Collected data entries
***
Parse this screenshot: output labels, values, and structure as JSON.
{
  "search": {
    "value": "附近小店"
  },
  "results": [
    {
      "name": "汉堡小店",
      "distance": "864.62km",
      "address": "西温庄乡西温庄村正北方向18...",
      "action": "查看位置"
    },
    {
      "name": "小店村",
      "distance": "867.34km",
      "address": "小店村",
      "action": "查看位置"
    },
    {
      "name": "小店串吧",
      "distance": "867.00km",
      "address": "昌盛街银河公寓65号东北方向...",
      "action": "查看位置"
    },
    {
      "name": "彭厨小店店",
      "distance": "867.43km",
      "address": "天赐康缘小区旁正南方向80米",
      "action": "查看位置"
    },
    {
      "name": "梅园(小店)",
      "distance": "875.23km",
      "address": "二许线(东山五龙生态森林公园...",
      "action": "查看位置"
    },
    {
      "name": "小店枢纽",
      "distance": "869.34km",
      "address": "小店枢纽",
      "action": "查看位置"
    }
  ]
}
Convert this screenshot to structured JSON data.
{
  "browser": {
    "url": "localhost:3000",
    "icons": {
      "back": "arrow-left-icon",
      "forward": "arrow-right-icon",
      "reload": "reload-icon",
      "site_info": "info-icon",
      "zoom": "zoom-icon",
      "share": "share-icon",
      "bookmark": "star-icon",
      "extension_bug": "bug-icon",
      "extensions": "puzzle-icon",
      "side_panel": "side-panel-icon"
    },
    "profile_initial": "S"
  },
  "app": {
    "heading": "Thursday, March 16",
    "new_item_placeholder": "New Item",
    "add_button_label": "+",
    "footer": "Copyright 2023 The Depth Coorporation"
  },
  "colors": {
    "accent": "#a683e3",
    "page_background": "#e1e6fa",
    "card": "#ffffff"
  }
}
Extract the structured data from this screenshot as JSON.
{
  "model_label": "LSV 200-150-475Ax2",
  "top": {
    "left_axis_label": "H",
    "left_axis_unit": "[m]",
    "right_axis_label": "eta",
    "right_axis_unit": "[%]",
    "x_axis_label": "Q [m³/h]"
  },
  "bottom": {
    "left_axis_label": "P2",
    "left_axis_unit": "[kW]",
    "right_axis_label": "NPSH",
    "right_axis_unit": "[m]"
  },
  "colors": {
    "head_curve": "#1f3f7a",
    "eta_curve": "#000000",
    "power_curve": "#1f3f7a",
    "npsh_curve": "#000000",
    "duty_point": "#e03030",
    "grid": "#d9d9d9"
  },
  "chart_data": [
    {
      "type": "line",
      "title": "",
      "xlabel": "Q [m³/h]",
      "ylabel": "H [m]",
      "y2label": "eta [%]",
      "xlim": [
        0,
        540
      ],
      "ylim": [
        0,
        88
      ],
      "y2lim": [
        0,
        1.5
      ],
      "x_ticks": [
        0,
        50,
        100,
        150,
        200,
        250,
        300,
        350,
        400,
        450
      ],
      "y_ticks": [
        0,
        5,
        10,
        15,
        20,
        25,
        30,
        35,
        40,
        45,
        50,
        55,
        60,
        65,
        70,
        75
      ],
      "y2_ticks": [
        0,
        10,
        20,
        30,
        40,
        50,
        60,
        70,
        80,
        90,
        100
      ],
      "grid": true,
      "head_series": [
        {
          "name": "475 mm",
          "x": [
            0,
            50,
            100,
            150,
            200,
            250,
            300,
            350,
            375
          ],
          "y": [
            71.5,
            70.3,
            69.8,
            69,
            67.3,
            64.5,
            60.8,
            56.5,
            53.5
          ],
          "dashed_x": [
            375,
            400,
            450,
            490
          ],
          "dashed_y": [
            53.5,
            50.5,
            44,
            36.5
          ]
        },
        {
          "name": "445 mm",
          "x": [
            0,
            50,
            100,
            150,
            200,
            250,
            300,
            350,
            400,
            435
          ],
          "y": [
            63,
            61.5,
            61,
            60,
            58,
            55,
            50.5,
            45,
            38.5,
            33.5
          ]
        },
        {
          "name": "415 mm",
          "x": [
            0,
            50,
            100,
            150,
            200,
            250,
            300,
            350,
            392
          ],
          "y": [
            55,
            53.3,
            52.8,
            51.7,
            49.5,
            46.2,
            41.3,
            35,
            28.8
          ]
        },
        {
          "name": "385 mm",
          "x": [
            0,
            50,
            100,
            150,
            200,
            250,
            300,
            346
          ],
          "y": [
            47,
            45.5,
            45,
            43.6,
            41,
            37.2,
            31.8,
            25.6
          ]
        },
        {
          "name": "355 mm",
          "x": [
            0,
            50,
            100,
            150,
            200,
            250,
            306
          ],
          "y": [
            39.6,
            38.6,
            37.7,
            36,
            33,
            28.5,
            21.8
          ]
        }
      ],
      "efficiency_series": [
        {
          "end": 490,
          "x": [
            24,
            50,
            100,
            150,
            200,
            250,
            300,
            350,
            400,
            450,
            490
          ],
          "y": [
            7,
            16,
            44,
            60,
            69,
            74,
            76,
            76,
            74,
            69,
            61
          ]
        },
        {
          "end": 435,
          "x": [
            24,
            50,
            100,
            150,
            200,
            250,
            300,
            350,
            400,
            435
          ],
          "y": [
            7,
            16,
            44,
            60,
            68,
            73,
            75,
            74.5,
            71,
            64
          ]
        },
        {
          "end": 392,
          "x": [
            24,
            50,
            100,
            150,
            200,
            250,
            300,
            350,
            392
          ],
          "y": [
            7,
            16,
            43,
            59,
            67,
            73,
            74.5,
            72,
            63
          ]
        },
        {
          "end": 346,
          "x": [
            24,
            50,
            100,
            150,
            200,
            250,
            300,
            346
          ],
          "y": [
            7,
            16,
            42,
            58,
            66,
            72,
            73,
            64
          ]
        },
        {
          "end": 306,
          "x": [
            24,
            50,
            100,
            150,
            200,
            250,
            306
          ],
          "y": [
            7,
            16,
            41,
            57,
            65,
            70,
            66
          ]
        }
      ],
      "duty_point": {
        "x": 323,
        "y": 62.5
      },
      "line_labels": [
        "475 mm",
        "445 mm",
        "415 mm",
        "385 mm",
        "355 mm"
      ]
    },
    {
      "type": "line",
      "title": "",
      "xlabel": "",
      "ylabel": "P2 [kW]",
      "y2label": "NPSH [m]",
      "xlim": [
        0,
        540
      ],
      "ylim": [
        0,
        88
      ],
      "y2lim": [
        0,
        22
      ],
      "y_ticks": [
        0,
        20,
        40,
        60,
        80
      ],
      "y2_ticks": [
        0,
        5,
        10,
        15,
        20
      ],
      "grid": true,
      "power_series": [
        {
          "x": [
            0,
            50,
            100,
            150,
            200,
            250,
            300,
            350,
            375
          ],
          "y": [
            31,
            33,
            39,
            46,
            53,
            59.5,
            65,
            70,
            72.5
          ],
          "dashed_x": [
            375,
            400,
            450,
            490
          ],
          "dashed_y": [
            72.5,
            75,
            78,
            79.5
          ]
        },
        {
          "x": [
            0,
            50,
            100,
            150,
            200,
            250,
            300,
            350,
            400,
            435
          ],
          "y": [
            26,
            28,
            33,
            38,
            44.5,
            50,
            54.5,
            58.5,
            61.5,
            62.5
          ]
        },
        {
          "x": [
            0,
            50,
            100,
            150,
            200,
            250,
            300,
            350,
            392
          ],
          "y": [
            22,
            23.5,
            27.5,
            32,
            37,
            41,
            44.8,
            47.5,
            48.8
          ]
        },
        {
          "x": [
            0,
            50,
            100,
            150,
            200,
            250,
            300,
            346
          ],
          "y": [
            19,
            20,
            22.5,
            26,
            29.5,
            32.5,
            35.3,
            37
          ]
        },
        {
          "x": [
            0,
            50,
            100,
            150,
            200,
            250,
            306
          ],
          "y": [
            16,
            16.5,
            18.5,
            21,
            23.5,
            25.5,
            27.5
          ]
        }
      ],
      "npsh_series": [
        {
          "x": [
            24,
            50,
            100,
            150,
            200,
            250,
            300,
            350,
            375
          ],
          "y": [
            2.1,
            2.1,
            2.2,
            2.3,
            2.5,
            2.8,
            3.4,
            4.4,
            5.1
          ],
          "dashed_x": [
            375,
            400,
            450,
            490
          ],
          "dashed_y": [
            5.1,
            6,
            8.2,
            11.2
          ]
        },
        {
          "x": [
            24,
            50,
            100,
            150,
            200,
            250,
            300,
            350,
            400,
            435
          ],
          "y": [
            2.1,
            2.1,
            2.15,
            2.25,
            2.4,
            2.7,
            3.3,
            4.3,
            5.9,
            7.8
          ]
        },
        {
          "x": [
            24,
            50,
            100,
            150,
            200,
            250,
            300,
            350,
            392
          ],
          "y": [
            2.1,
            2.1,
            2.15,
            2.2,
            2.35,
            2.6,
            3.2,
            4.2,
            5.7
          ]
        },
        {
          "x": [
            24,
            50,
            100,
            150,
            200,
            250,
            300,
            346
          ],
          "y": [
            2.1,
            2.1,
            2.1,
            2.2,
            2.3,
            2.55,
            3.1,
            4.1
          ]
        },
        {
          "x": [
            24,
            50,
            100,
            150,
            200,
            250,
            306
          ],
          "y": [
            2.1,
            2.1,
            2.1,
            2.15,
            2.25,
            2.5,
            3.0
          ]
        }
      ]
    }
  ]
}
***
Pull out every line in the material above where "name" occurs.

      "name": "汉堡小店",
      "name": "小店村",
      "name": "小店串吧",
      "name": "彭厨小店店",
      "name": "梅园(小店)",
      "name": "小店枢纽",
          "name": "475 mm",
          "name": "445 mm",
          "name": "415 mm",
          "name": "385 mm",
          "name": "355 mm",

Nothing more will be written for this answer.